TO BE DONE
Identify each line in the records below that contains the word "rolkę", and copy it.
====
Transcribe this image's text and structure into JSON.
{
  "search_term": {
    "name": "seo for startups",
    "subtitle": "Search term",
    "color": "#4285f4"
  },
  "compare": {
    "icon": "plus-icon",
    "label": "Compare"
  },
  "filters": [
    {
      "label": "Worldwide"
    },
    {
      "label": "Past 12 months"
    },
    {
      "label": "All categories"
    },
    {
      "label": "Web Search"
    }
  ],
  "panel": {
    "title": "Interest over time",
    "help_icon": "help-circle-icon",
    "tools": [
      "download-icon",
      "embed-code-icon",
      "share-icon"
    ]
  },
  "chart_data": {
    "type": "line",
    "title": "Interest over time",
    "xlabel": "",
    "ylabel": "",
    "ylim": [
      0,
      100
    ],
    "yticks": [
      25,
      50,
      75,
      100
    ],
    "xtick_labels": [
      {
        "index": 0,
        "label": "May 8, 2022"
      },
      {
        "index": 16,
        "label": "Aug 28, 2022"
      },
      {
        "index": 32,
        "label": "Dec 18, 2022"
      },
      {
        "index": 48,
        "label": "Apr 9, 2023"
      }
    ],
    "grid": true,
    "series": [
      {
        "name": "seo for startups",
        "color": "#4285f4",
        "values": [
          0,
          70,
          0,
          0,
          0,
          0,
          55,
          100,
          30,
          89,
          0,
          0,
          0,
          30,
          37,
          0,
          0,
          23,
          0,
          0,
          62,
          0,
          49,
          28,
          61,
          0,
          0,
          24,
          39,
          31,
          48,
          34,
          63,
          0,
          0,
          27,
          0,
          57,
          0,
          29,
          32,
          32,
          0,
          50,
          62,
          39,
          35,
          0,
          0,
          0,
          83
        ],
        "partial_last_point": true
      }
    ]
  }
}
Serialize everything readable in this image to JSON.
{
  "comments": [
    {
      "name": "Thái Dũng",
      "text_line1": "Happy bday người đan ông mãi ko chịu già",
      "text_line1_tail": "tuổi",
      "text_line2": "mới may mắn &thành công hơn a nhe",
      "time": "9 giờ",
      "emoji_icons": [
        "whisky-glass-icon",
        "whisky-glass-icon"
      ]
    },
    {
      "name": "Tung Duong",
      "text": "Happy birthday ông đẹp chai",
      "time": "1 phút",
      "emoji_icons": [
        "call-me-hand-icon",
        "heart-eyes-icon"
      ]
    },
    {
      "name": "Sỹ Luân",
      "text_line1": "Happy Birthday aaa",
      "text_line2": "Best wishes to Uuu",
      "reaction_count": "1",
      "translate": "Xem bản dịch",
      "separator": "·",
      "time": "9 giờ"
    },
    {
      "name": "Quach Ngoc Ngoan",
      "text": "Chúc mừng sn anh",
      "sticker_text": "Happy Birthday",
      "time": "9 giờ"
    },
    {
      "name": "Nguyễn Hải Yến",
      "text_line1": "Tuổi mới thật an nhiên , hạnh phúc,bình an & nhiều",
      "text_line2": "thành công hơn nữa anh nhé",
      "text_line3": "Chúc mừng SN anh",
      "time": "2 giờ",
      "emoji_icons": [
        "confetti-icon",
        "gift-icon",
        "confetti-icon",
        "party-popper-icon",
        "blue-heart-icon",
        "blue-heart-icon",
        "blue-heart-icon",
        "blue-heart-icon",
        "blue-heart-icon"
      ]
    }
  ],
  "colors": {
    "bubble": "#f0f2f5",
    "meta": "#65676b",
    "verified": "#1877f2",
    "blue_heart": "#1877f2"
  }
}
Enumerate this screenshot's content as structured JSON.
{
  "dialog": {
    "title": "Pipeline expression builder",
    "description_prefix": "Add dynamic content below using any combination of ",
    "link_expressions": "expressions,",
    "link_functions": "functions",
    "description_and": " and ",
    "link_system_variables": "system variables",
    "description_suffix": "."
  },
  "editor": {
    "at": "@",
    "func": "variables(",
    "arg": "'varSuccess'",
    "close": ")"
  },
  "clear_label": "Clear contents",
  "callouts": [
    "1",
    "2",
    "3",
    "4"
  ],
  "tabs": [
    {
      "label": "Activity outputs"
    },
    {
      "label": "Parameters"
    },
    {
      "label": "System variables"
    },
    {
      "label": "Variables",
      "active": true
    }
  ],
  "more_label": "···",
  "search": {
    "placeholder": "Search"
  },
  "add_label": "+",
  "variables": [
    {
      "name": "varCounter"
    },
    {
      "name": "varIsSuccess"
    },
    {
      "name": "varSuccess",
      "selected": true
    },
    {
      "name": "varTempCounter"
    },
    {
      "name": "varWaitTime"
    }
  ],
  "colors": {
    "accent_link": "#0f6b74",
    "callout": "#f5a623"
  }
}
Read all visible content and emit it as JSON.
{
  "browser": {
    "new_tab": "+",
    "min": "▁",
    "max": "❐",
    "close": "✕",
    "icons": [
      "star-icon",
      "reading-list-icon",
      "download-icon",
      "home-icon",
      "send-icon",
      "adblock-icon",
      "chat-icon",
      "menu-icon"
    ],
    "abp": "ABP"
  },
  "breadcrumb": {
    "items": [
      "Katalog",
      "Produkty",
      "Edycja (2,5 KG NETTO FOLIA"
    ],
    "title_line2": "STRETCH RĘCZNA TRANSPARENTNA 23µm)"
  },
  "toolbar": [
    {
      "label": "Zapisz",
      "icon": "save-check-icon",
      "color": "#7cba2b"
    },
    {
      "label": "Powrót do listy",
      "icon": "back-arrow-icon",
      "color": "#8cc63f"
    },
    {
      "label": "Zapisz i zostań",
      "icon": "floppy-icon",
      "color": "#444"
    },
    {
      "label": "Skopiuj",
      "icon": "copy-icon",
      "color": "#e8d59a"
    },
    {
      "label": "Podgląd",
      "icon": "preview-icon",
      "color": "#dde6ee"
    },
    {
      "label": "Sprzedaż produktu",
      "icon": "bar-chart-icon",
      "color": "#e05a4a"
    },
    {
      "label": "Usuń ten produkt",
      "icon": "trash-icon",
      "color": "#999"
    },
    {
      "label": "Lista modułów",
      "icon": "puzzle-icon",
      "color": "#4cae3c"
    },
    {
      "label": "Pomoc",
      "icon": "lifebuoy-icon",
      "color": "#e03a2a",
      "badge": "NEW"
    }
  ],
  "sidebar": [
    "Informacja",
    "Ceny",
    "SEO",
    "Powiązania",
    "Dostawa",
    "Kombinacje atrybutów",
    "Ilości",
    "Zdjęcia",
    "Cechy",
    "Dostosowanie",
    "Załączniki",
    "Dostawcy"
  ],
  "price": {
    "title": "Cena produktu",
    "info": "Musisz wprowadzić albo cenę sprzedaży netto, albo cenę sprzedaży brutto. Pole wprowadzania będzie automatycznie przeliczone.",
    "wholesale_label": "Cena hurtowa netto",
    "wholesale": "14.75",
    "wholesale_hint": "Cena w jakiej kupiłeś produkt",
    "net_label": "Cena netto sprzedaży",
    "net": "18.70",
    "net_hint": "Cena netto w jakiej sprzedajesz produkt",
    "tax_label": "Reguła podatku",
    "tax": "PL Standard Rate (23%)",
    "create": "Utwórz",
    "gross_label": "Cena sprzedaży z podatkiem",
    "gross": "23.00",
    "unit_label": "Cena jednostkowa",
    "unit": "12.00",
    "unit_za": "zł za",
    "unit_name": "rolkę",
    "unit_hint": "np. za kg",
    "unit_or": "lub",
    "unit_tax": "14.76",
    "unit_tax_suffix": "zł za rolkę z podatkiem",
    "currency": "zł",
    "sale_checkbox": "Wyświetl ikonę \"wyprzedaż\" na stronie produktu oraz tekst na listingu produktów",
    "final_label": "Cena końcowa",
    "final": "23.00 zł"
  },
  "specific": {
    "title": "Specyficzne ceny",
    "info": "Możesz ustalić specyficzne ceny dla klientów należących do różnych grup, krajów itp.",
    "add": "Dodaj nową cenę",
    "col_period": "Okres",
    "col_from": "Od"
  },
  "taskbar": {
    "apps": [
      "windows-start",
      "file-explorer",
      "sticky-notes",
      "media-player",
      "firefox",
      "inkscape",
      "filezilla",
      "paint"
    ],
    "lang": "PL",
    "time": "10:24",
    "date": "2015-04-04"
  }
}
====
EXERCISE ANSWER
    "unit_name": "rolkę",
    "unit_tax_suffix": "zł za rolkę z podatkiem",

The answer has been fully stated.